Excerpts from a figure dataset
────────────────────

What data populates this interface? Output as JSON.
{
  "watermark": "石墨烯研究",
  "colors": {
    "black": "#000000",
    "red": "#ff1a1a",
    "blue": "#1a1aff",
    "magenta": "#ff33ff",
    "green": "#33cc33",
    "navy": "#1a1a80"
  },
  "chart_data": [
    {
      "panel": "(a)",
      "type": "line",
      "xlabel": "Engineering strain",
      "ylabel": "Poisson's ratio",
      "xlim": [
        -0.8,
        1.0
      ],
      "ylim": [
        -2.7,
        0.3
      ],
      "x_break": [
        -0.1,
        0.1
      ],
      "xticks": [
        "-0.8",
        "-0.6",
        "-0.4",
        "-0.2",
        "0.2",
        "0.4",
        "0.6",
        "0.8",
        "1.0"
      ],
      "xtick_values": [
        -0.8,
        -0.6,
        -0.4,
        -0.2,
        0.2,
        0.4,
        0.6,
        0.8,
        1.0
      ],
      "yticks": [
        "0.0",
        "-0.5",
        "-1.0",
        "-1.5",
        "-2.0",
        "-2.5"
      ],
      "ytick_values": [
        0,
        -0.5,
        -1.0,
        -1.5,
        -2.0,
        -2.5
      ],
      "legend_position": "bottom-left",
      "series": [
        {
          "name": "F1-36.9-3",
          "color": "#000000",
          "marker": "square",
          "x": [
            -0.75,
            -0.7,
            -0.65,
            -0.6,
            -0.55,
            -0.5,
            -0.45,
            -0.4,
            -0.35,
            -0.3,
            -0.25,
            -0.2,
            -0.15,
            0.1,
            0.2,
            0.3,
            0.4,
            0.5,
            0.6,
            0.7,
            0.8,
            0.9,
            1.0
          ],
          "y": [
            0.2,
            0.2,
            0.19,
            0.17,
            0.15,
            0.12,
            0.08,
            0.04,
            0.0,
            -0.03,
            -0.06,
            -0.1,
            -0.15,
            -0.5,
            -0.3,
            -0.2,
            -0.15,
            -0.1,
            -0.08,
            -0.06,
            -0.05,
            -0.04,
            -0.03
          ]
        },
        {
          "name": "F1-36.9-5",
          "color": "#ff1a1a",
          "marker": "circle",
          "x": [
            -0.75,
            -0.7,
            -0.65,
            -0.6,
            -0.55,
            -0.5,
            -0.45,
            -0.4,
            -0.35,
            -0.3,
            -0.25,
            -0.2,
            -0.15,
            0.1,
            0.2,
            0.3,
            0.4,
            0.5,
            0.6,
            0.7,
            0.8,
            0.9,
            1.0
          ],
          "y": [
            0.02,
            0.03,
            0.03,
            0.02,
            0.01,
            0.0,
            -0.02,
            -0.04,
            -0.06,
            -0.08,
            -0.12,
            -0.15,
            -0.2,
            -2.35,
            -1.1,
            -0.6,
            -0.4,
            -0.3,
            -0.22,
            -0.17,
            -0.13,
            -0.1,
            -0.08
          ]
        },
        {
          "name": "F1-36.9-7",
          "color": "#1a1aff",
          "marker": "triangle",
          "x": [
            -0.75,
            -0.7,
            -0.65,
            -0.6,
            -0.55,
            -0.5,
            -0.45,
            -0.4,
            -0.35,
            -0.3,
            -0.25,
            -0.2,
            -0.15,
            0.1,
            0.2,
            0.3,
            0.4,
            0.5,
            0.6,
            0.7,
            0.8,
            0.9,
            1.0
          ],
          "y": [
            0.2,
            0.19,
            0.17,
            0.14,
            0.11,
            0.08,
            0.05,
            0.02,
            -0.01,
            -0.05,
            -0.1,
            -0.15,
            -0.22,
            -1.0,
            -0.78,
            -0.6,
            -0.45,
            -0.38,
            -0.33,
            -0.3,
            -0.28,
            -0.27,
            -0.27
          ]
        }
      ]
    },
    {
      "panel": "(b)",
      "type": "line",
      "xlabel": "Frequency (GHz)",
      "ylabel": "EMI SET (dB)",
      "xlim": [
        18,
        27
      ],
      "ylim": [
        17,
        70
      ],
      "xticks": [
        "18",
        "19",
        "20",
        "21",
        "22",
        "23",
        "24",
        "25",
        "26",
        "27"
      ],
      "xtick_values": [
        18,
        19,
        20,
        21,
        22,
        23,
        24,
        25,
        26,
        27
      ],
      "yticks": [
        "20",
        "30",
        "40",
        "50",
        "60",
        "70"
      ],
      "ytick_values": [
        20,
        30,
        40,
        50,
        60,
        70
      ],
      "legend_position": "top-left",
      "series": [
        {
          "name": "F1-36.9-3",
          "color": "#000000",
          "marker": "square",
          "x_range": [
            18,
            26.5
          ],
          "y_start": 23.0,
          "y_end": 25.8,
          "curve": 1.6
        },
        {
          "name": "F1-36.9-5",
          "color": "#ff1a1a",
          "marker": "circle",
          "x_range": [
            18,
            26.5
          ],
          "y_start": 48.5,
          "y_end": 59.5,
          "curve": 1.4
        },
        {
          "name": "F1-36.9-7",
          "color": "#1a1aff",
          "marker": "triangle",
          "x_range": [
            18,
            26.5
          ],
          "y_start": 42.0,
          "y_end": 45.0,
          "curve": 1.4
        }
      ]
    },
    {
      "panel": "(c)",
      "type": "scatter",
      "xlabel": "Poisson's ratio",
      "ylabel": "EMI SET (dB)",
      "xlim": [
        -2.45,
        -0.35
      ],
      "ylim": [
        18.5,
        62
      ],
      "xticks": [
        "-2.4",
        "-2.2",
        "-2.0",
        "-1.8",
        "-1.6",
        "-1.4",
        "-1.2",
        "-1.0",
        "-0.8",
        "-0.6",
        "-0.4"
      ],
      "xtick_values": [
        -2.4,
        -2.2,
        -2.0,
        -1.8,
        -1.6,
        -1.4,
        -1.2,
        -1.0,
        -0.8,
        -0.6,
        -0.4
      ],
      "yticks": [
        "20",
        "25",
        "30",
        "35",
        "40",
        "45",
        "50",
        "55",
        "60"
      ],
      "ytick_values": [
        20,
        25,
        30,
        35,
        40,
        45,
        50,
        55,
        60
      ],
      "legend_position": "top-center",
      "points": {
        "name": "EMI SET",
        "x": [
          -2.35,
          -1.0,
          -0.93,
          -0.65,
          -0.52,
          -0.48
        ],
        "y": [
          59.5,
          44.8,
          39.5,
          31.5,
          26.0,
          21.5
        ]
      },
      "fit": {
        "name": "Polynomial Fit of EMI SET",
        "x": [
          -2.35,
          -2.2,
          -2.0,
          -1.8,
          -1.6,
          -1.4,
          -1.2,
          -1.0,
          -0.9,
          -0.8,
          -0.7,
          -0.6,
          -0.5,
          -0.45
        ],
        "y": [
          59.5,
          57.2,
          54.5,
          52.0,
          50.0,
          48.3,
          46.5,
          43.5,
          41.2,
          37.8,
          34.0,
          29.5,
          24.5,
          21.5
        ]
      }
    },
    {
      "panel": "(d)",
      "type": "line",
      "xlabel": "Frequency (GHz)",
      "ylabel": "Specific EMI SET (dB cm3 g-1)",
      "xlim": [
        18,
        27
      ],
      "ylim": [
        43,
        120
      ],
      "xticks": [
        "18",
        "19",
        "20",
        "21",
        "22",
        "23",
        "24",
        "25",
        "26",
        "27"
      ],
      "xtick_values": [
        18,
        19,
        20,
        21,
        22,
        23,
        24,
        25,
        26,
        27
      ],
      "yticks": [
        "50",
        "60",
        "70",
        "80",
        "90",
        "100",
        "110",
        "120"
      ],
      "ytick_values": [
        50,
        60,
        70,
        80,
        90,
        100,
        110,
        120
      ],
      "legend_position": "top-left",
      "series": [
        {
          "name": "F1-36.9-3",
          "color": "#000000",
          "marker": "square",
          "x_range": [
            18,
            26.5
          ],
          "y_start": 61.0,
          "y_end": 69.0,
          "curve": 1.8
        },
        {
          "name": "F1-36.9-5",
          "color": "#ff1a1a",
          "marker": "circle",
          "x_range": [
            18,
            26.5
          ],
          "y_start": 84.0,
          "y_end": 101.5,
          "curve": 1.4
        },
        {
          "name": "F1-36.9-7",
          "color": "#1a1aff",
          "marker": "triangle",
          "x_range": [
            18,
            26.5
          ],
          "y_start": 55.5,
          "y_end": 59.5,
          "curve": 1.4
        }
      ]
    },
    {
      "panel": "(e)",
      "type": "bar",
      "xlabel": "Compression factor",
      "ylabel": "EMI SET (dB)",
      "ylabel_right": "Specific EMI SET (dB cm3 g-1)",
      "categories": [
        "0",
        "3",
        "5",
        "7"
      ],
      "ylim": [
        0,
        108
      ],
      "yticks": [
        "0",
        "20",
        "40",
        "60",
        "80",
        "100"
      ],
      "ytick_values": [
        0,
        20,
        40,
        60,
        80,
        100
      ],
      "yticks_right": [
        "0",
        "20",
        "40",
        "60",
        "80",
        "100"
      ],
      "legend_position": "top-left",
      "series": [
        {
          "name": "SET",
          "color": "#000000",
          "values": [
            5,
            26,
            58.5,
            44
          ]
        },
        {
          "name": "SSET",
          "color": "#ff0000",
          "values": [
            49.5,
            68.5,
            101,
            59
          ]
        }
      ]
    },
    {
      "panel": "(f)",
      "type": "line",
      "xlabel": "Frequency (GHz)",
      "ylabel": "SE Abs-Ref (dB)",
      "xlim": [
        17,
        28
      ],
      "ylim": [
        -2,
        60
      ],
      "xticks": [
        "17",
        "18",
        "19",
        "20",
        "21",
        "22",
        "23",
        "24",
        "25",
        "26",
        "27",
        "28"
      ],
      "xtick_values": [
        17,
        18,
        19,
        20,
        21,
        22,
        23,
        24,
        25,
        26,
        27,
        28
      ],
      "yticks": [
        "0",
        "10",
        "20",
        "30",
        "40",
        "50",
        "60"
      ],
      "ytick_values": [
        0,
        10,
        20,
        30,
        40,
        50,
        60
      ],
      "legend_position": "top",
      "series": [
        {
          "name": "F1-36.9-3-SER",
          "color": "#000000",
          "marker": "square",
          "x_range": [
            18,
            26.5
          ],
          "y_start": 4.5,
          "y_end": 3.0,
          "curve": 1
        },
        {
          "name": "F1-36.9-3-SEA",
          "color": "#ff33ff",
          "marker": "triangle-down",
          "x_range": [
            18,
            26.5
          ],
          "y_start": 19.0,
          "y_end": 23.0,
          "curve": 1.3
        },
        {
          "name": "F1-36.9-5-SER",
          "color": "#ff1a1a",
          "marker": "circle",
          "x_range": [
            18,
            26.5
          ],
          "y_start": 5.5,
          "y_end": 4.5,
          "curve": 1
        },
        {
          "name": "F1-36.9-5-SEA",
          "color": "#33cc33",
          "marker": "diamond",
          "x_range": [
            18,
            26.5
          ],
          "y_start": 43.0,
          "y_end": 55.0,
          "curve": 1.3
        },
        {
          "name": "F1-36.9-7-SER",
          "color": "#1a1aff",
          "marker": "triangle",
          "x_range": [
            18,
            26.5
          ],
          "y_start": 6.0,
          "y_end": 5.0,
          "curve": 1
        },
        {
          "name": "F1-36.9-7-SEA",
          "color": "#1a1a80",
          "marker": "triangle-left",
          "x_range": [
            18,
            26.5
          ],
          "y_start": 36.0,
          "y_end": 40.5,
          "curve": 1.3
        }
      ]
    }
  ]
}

────────────────────

- SET EXERCISE -
Look through the data above. Each line containing the word "Specific" needs to be copied.

- PROBLEM SOLUTION -
      "ylabel": "Specific EMI SET (dB cm3 g-1)",
      "ylabel_right": "Specific EMI SET (dB cm3 g-1)",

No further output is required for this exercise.